| CHALLENGE |
Without altering anything, output the material below.

################

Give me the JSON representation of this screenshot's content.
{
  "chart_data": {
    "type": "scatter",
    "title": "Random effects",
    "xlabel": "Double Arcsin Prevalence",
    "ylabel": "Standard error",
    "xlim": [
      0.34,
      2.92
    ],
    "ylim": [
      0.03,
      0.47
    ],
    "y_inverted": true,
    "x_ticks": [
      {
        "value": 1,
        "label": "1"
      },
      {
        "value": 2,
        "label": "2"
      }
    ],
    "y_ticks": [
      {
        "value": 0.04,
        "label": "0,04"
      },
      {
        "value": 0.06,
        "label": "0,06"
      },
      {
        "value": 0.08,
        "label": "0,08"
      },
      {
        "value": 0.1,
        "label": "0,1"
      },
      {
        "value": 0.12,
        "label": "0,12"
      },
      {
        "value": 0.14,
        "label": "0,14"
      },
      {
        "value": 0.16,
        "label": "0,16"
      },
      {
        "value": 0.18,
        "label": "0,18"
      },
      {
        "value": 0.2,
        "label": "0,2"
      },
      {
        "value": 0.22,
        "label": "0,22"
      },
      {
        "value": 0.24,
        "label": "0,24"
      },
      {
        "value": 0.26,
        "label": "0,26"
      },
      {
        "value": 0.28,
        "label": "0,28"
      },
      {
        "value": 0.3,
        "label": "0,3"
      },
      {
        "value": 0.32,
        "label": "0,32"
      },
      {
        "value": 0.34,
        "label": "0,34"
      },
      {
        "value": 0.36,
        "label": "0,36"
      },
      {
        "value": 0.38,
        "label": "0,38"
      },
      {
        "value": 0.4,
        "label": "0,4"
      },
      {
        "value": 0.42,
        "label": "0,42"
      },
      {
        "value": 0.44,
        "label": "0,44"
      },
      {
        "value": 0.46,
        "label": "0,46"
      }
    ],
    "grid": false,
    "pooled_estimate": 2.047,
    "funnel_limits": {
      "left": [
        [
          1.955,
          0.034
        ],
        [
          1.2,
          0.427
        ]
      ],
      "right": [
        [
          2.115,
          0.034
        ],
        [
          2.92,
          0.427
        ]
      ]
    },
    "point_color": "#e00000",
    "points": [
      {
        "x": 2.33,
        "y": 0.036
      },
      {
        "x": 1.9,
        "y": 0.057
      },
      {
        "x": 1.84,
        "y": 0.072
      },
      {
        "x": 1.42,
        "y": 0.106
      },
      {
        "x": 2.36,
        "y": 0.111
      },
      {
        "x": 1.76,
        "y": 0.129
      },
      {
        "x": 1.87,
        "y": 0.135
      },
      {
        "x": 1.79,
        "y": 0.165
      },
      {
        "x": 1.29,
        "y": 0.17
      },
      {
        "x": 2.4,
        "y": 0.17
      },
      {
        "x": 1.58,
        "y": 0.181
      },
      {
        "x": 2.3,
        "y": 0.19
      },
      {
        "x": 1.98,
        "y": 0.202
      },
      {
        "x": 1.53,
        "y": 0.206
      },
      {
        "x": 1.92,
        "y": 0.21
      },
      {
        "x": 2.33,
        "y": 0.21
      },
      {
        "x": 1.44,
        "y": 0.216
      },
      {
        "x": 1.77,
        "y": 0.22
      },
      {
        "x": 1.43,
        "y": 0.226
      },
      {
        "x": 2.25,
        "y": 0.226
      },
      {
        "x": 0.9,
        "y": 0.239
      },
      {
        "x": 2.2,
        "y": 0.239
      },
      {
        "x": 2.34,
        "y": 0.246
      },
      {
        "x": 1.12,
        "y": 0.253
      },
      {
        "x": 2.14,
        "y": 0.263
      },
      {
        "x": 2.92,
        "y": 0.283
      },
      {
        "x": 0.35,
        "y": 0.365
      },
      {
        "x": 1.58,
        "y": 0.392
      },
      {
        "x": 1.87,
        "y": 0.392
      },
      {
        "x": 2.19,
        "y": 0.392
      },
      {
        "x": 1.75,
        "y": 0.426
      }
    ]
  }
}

################

| THE OUTPUT |
Give me the JSON representation of this screenshot's content.
{
  "chart_data": {
    "type": "scatter",
    "title": "Random effects",
    "xlabel": "Double Arcsin Prevalence",
    "ylabel": "Standard error",
    "xlim": [
      0.34,
      2.92
    ],
    "ylim": [
      0.03,
      0.47
    ],
    "y_inverted": true,
    "x_ticks": [
      {
        "value": 1,
        "label": "1"
      },
      {
        "value": 2,
        "label": "2"
      }
    ],
    "y_ticks": [
      {
        "value": 0.04,
        "label": "0,04"
      },
      {
        "value": 0.06,
        "label": "0,06"
      },
      {
        "value": 0.08,
        "label": "0,08"
      },
      {
        "value": 0.1,
        "label": "0,1"
      },
      {
        "value": 0.12,
        "label": "0,12"
      },
      {
        "value": 0.14,
        "label": "0,14"
      },
      {
        "value": 0.16,
        "label": "0,16"
      },
      {
        "value": 0.18,
        "label": "0,18"
      },
      {
        "value": 0.2,
        "label": "0,2"
      },
      {
        "value": 0.22,
        "label": "0,22"
      },
      {
        "value": 0.24,
        "label": "0,24"
      },
      {
        "value": 0.26,
        "label": "0,26"
      },
      {
        "value": 0.28,
        "label": "0,28"
      },
      {
        "value": 0.3,
        "label": "0,3"
      },
      {
        "value": 0.32,
        "label": "0,32"
      },
      {
        "value": 0.34,
        "label": "0,34"
      },
      {
        "value": 0.36,
        "label": "0,36"
      },
      {
        "value": 0.38,
        "label": "0,38"
      },
      {
        "value": 0.4,
        "label": "0,4"
      },
      {
        "value": 0.42,
        "label": "0,42"
      },
      {
        "value": 0.44,
        "label": "0,44"
      },
      {
        "value": 0.46,
        "label": "0,46"
      }
    ],
    "grid": false,
    "pooled_estimate": 2.047,
    "funnel_limits": {
      "left": [
        [
          1.955,
          0.034
        ],
        [
          1.2,
          0.427
        ]
      ],
      "right": [
        [
          2.115,
          0.034
        ],
        [
          2.92,
          0.427
        ]
      ]
    },
    "point_color": "#e00000",
    "points": [
      {
        "x": 2.33,
        "y": 0.036
      },
      {
        "x": 1.9,
        "y": 0.057
      },
      {
        "x": 1.84,
        "y": 0.072
      },
      {
        "x": 1.42,
        "y": 0.106
      },
      {
        "x": 2.36,
        "y": 0.111
      },
      {
        "x": 1.76,
        "y": 0.129
      },
      {
        "x": 1.87,
        "y": 0.135
      },
      {
        "x": 1.79,
        "y": 0.165
      },
      {
        "x": 1.29,
        "y": 0.17
      },
      {
        "x": 2.4,
        "y": 0.17
      },
      {
        "x": 1.58,
        "y": 0.181
      },
      {
        "x": 2.3,
        "y": 0.19
      },
      {
        "x": 1.98,
        "y": 0.202
      },
      {
        "x": 1.53,
        "y": 0.206
      },
      {
        "x": 1.92,
        "y": 0.21
      },
      {
        "x": 2.33,
        "y": 0.21
      },
      {
        "x": 1.44,
        "y": 0.216
      },
      {
        "x": 1.77,
        "y": 0.22
      },
      {
        "x": 1.43,
        "y": 0.226
      },
      {
        "x": 2.25,
        "y": 0.226
      },
      {
        "x": 0.9,
        "y": 0.239
      },
      {
        "x": 2.2,
        "y": 0.239
      },
      {
        "x": 2.34,
        "y": 0.246
      },
      {
        "x": 1.12,
        "y": 0.253
      },
      {
        "x": 2.14,
        "y": 0.263
      },
      {
        "x": 2.92,
        "y": 0.283
      },
      {
        "x": 0.35,
        "y": 0.365
      },
      {
        "x": 1.58,
        "y": 0.392
      },
      {
        "x": 1.87,
        "y": 0.392
      },
      {
        "x": 2.19,
        "y": 0.392
      },
      {
        "x": 1.75,
        "y": 0.426
      }
    ]
  }
}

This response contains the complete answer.